## [RECORD LIST]
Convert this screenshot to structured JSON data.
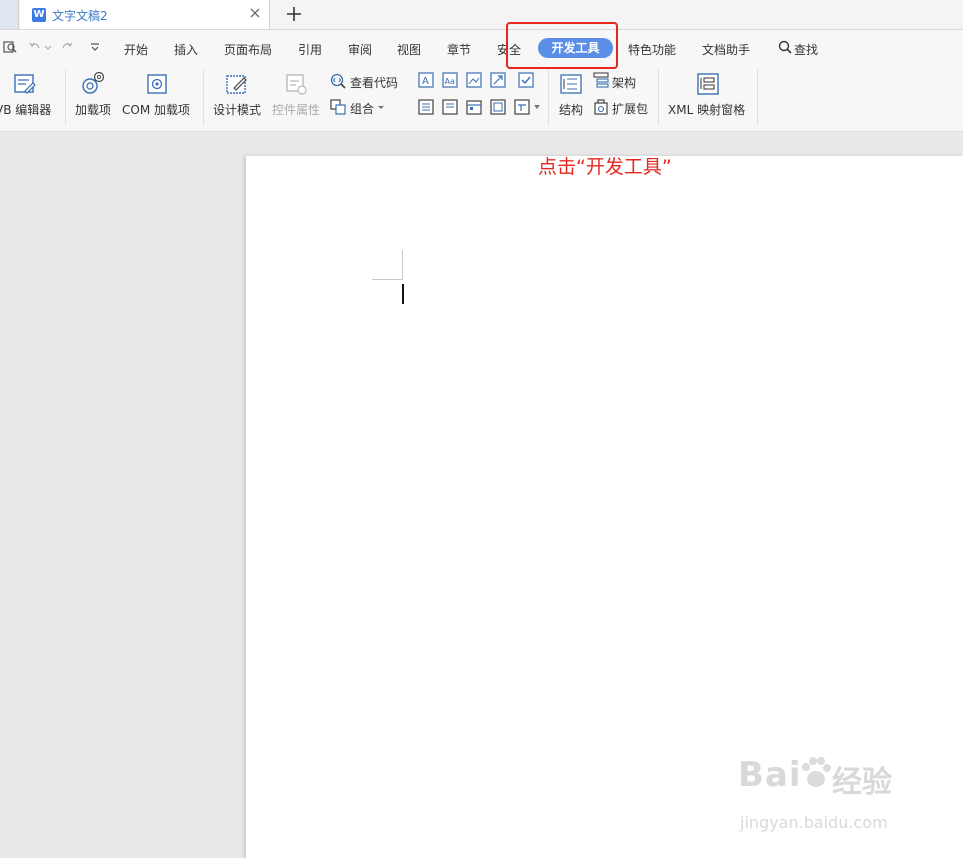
{
  "document": {
    "tab_title": "文字文稿2"
  },
  "menu": {
    "items": [
      "开始",
      "插入",
      "页面布局",
      "引用",
      "审阅",
      "视图",
      "章节",
      "安全",
      "开发工具",
      "特色功能",
      "文档助手",
      "查找"
    ]
  },
  "ribbon": {
    "vb_editor": "VB 编辑器",
    "addins": "加载项",
    "com_addins": "COM 加载项",
    "design_mode": "设计模式",
    "control_props": "控件属性",
    "view_code": "查看代码",
    "group": "组合",
    "structure": "结构",
    "framework": "架构",
    "expansion_pack": "扩展包",
    "xml_pane": "XML 映射窗格"
  },
  "annotation": "点击“开发工具”",
  "watermark": {
    "brand": "Bai",
    "brand_cn": "经验",
    "url": "jingyan.baidu.com"
  },
  "colors": {
    "accent": "#5b8ee6",
    "highlight": "#e5281f",
    "tab_text": "#3b78c9"
  }
}
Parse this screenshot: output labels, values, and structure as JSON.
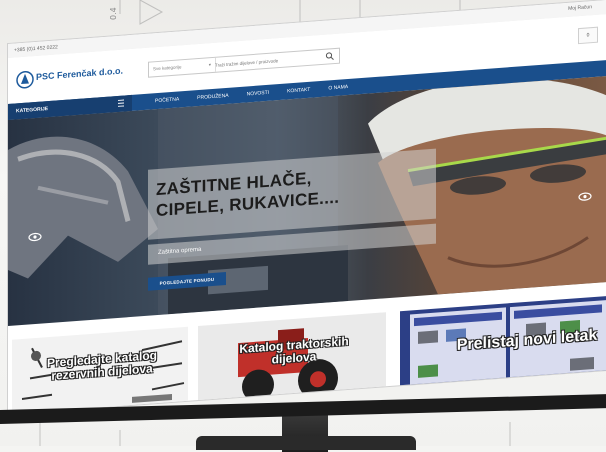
{
  "site": {
    "phone": "+385 (0)1 452 0222",
    "account": "Moj Račun"
  },
  "header": {
    "logo_text": "PSC Ferenčak d.o.o.",
    "search_category": "Sve kategorije",
    "search_placeholder": "Traži tražim dijelove / proizvode",
    "right_box": "0"
  },
  "nav": {
    "categories_label": "KATEGORIJE",
    "items": [
      "POČETNA",
      "PRODUŽENA",
      "NOVOSTI",
      "KONTAKT",
      "O NAMA"
    ]
  },
  "hero": {
    "title_line1": "ZAŠTITNE HLAČE,",
    "title_line2": "CIPELE, RUKAVICE....",
    "subtitle": "Zaštitna oprema",
    "button": "POGLEDAJTE PONUDU"
  },
  "tiles": [
    {
      "label": "Pregledajte katalog rezervnih dijelova"
    },
    {
      "label": "Katalog traktorskih dijelova"
    },
    {
      "label": "Prelistaj novi letak"
    }
  ],
  "colors": {
    "brand_blue": "#1a4f8c",
    "dark_blue": "#173f70",
    "catalog_blue": "#2c3f86"
  }
}
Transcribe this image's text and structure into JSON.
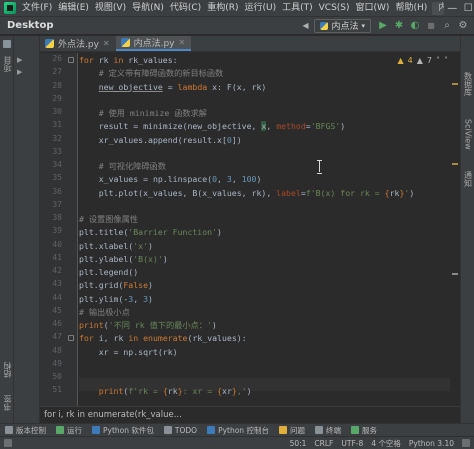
{
  "window": {
    "menu": [
      "文件(F)",
      "编辑(E)",
      "视图(V)",
      "导航(N)",
      "代码(C)",
      "重构(R)",
      "运行(U)",
      "工具(T)",
      "VCS(S)",
      "窗口(W)",
      "帮助(H)"
    ],
    "title_tab": "内点法 - ...",
    "controls": {
      "minimize": "—",
      "maximize": "☐",
      "close": "✕"
    }
  },
  "navbar": {
    "project": "Desktop",
    "run_config": "内点法",
    "icons": {
      "build": "▶",
      "run": "▶",
      "debug": "✱",
      "coverage": "◐",
      "stop": "■",
      "search": "⌕",
      "settings": "⚙"
    }
  },
  "left_strip": {
    "project_tab": "项目",
    "structure_tab": "结构",
    "bookmarks_tab": "书签"
  },
  "right_strip": {
    "database_tab": "数据库",
    "sciview_tab": "SciView",
    "notifications_tab": "通知"
  },
  "editor_tabs": [
    {
      "label": "外点法.py",
      "active": false
    },
    {
      "label": "内点法.py",
      "active": true
    }
  ],
  "inspections": {
    "warnings": "4",
    "weak_warnings": "7"
  },
  "code": {
    "line_numbers": [
      "26",
      "27",
      "28",
      "29",
      "30",
      "31",
      "32",
      "33",
      "34",
      "35",
      "36",
      "37",
      "38",
      "39",
      "40",
      "41",
      "42",
      "43",
      "44",
      "45",
      "46",
      "47",
      "48",
      "49",
      "50",
      "51"
    ],
    "lines": [
      "for rk in rk_values:",
      "    # 定义带有障碍函数的新目标函数",
      "    new_objective = lambda x: F(x, rk)",
      "",
      "    # 使用 minimize 函数求解",
      "    result = minimize(new_objective, x, method='BFGS')",
      "    xr_values.append(result.x[0])",
      "",
      "    # 可视化障碍函数",
      "    x_values = np.linspace(0, 3, 100)",
      "    plt.plot(x_values, B(x_values, rk), label=f'B(x) for rk = {rk}')",
      "",
      "# 设置图像属性",
      "plt.title('Barrier Function')",
      "plt.xlabel('x')",
      "plt.ylabel('B(x)')",
      "plt.legend()",
      "plt.grid(False)",
      "plt.ylim(-3, 3)",
      "# 输出极小点",
      "print('不同 rk 值下的最小点：')",
      "for i, rk in enumerate(rk_values):",
      "    xr = np.sqrt(rk)",
      "",
      "",
      "    print(f'rk = {rk}: xr = {xr},')"
    ]
  },
  "editor_breadcrumb": "for i, rk in enumerate(rk_value...",
  "tool_windows": [
    "版本控制",
    "运行",
    "Python 软件包",
    "TODO",
    "Python 控制台",
    "问题",
    "终端",
    "服务"
  ],
  "status": {
    "position": "50:1",
    "line_sep": "CRLF",
    "encoding": "UTF-8",
    "indent": "4 个空格",
    "interpreter": "Python 3.10"
  }
}
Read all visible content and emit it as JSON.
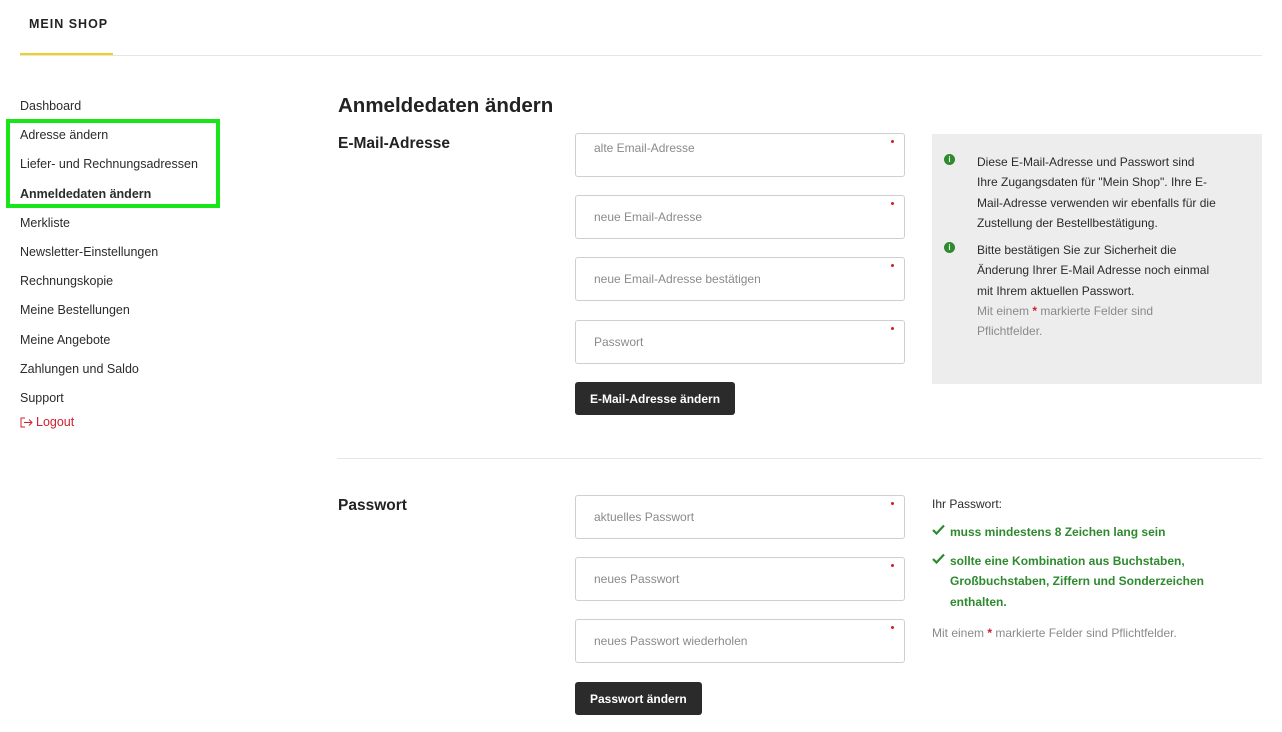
{
  "header": {
    "shop_tab": "MEIN SHOP"
  },
  "sidebar": {
    "items": [
      {
        "label": "Dashboard"
      },
      {
        "label": "Adresse ändern"
      },
      {
        "label": "Liefer- und Rechnungsadressen"
      },
      {
        "label": "Anmeldedaten ändern"
      },
      {
        "label": "Merkliste"
      },
      {
        "label": "Newsletter-Einstellungen"
      },
      {
        "label": "Rechnungskopie"
      },
      {
        "label": "Meine Bestellungen"
      },
      {
        "label": "Meine Angebote"
      },
      {
        "label": "Zahlungen und Saldo"
      },
      {
        "label": "Support"
      }
    ],
    "active_index": 3,
    "logout_label": "Logout",
    "logout_icon": "logout-arrow-icon"
  },
  "main": {
    "title": "Anmeldedaten ändern",
    "email_section": {
      "title": "E-Mail-Adresse",
      "fields": {
        "old_email": {
          "placeholder": "alte Email-Adresse",
          "value": ""
        },
        "new_email": {
          "placeholder": "neue Email-Adresse",
          "value": ""
        },
        "confirm_email": {
          "placeholder": "neue Email-Adresse bestätigen",
          "value": ""
        },
        "password": {
          "placeholder": "Passwort",
          "value": ""
        }
      },
      "submit_label": "E-Mail-Adresse ändern",
      "info": [
        "Diese E-Mail-Adresse und Passwort sind Ihre Zugangsdaten für \"Mein Shop\". Ihre E-Mail-Adresse verwenden wir ebenfalls für die Zustellung der Bestellbestätigung.",
        "Bitte bestätigen Sie zur Sicherheit die Änderung Ihrer E-Mail Adresse noch einmal mit Ihrem aktuellen Passwort."
      ],
      "required_note_prefix": "Mit einem",
      "required_note_star": "*",
      "required_note_suffix": "markierte Felder sind Pflichtfelder."
    },
    "password_section": {
      "title": "Passwort",
      "fields": {
        "current": {
          "placeholder": "aktuelles Passwort",
          "value": ""
        },
        "new": {
          "placeholder": "neues Passwort",
          "value": ""
        },
        "repeat": {
          "placeholder": "neues Passwort wiederholen",
          "value": ""
        }
      },
      "submit_label": "Passwort ändern",
      "rules_heading": "Ihr Passwort:",
      "rules": [
        "muss mindestens 8 Zeichen lang sein",
        "sollte eine Kombination aus Buchstaben, Großbuchstaben, Ziffern und Sonderzeichen enthalten."
      ],
      "required_note_prefix": "Mit einem",
      "required_note_star": "*",
      "required_note_suffix": "markierte Felder sind Pflichtfelder."
    }
  },
  "colors": {
    "accent_underline": "#f0d21c",
    "highlight_box": "#19e619",
    "required": "#d0202f",
    "success": "#2e8a2e",
    "button": "#2b2b2b"
  }
}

## [WORK REQUIRED]
Restate the data above word for word. Skip every picture.

## [WORKED ANSWER]
Convert this screenshot to structured JSON data.
{
  "document": {
    "tab_title": "文字文稿2"
  },
  "menu": {
    "items": [
      "开始",
      "插入",
      "页面布局",
      "引用",
      "审阅",
      "视图",
      "章节",
      "安全",
      "开发工具",
      "特色功能",
      "文档助手",
      "查找"
    ]
  },
  "ribbon": {
    "vb_editor": "VB 编辑器",
    "addins": "加载项",
    "com_addins": "COM 加载项",
    "design_mode": "设计模式",
    "control_props": "控件属性",
    "view_code": "查看代码",
    "group": "组合",
    "structure": "结构",
    "framework": "架构",
    "expansion_pack": "扩展包",
    "xml_pane": "XML 映射窗格"
  },
  "annotation": "点击“开发工具”",
  "watermark": {
    "brand": "Bai",
    "brand_cn": "经验",
    "url": "jingyan.baidu.com"
  },
  "colors": {
    "accent": "#5b8ee6",
    "highlight": "#e5281f",
    "tab_text": "#3b78c9"
  }
}
Parse this screenshot: output labels, values, and structure as JSON.
{
  "site": {
    "phone": "+385 (0)1 452 0222",
    "account": "Moj Račun"
  },
  "header": {
    "logo_text": "PSC Ferenčak d.o.o.",
    "search_category": "Sve kategorije",
    "search_placeholder": "Traži tražim dijelove / proizvode",
    "right_box": "0"
  },
  "nav": {
    "categories_label": "KATEGORIJE",
    "items": [
      "POČETNA",
      "PRODUŽENA",
      "NOVOSTI",
      "KONTAKT",
      "O NAMA"
    ]
  },
  "hero": {
    "title_line1": "ZAŠTITNE HLAČE,",
    "title_line2": "CIPELE, RUKAVICE....",
    "subtitle": "Zaštitna oprema",
    "button": "POGLEDAJTE PONUDU"
  },
  "tiles": [
    {
      "label": "Pregledajte katalog rezervnih dijelova"
    },
    {
      "label": "Katalog traktorskih dijelova"
    },
    {
      "label": "Prelistaj novi letak"
    }
  ],
  "colors": {
    "brand_blue": "#1a4f8c",
    "dark_blue": "#173f70",
    "catalog_blue": "#2c3f86"
  }
}
Transcribe this image's text and structure into JSON.
{
  "window": {
    "menu": [
      "文件(F)",
      "编辑(E)",
      "视图(V)",
      "导航(N)",
      "代码(C)",
      "重构(R)",
      "运行(U)",
      "工具(T)",
      "VCS(S)",
      "窗口(W)",
      "帮助(H)"
    ],
    "title_tab": "内点法 - ...",
    "controls": {
      "minimize": "—",
      "maximize": "☐",
      "close": "✕"
    }
  },
  "navbar": {
    "project": "Desktop",
    "run_config": "内点法",
    "icons": {
      "build": "▶",
      "run": "▶",
      "debug": "✱",
      "coverage": "◐",
      "stop": "■",
      "search": "⌕",
      "settings": "⚙"
    }
  },
  "left_strip": {
    "project_tab": "项目",
    "structure_tab": "结构",
    "bookmarks_tab": "书签"
  },
  "right_strip": {
    "database_tab": "数据库",
    "sciview_tab": "SciView",
    "notifications_tab": "通知"
  },
  "editor_tabs": [
    {
      "label": "外点法.py",
      "active": false
    },
    {
      "label": "内点法.py",
      "active": true
    }
  ],
  "inspections": {
    "warnings": "4",
    "weak_warnings": "7"
  },
  "code": {
    "line_numbers": [
      "26",
      "27",
      "28",
      "29",
      "30",
      "31",
      "32",
      "33",
      "34",
      "35",
      "36",
      "37",
      "38",
      "39",
      "40",
      "41",
      "42",
      "43",
      "44",
      "45",
      "46",
      "47",
      "48",
      "49",
      "50",
      "51"
    ],
    "lines": [
      "for rk in rk_values:",
      "    # 定义带有障碍函数的新目标函数",
      "    new_objective = lambda x: F(x, rk)",
      "",
      "    # 使用 minimize 函数求解",
      "    result = minimize(new_objective, x, method='BFGS')",
      "    xr_values.append(result.x[0])",
      "",
      "    # 可视化障碍函数",
      "    x_values = np.linspace(0, 3, 100)",
      "    plt.plot(x_values, B(x_values, rk), label=f'B(x) for rk = {rk}')",
      "",
      "# 设置图像属性",
      "plt.title('Barrier Function')",
      "plt.xlabel('x')",
      "plt.ylabel('B(x)')",
      "plt.legend()",
      "plt.grid(False)",
      "plt.ylim(-3, 3)",
      "# 输出极小点",
      "print('不同 rk 值下的最小点：')",
      "for i, rk in enumerate(rk_values):",
      "    xr = np.sqrt(rk)",
      "",
      "",
      "    print(f'rk = {rk}: xr = {xr},')"
    ]
  },
  "editor_breadcrumb": "for i, rk in enumerate(rk_value...",
  "tool_windows": [
    "版本控制",
    "运行",
    "Python 软件包",
    "TODO",
    "Python 控制台",
    "问题",
    "终端",
    "服务"
  ],
  "status": {
    "position": "50:1",
    "line_sep": "CRLF",
    "encoding": "UTF-8",
    "indent": "4 个空格",
    "interpreter": "Python 3.10"
  }
}
Read all visible content and emit it as JSON.
{
  "header": {
    "shop_tab": "MEIN SHOP"
  },
  "sidebar": {
    "items": [
      {
        "label": "Dashboard"
      },
      {
        "label": "Adresse ändern"
      },
      {
        "label": "Liefer- und Rechnungsadressen"
      },
      {
        "label": "Anmeldedaten ändern"
      },
      {
        "label": "Merkliste"
      },
      {
        "label": "Newsletter-Einstellungen"
      },
      {
        "label": "Rechnungskopie"
      },
      {
        "label": "Meine Bestellungen"
      },
      {
        "label": "Meine Angebote"
      },
      {
        "label": "Zahlungen und Saldo"
      },
      {
        "label": "Support"
      }
    ],
    "active_index": 3,
    "logout_label": "Logout",
    "logout_icon": "logout-arrow-icon"
  },
  "main": {
    "title": "Anmeldedaten ändern",
    "email_section": {
      "title": "E-Mail-Adresse",
      "fields": {
        "old_email": {
          "placeholder": "alte Email-Adresse",
          "value": ""
        },
        "new_email": {
          "placeholder": "neue Email-Adresse",
          "value": ""
        },
        "confirm_email": {
          "placeholder": "neue Email-Adresse bestätigen",
          "value": ""
        },
        "password": {
          "placeholder": "Passwort",
          "value": ""
        }
      },
      "submit_label": "E-Mail-Adresse ändern",
      "info": [
        "Diese E-Mail-Adresse und Passwort sind Ihre Zugangsdaten für \"Mein Shop\". Ihre E-Mail-Adresse verwenden wir ebenfalls für die Zustellung der Bestellbestätigung.",
        "Bitte bestätigen Sie zur Sicherheit die Änderung Ihrer E-Mail Adresse noch einmal mit Ihrem aktuellen Passwort."
      ],
      "required_note_prefix": "Mit einem",
      "required_note_star": "*",
      "required_note_suffix": "markierte Felder sind Pflichtfelder."
    },
    "password_section": {
      "title": "Passwort",
      "fields": {
        "current": {
          "placeholder": "aktuelles Passwort",
          "value": ""
        },
        "new": {
          "placeholder": "neues Passwort",
          "value": ""
        },
        "repeat": {
          "placeholder": "neues Passwort wiederholen",
          "value": ""
        }
      },
      "submit_label": "Passwort ändern",
      "rules_heading": "Ihr Passwort:",
      "rules": [
        "muss mindestens 8 Zeichen lang sein",
        "sollte eine Kombination aus Buchstaben, Großbuchstaben, Ziffern und Sonderzeichen enthalten."
      ],
      "required_note_prefix": "Mit einem",
      "required_note_star": "*",
      "required_note_suffix": "markierte Felder sind Pflichtfelder."
    }
  },
  "colors": {
    "accent_underline": "#f0d21c",
    "highlight_box": "#19e619",
    "required": "#d0202f",
    "success": "#2e8a2e",
    "button": "#2b2b2b"
  }
}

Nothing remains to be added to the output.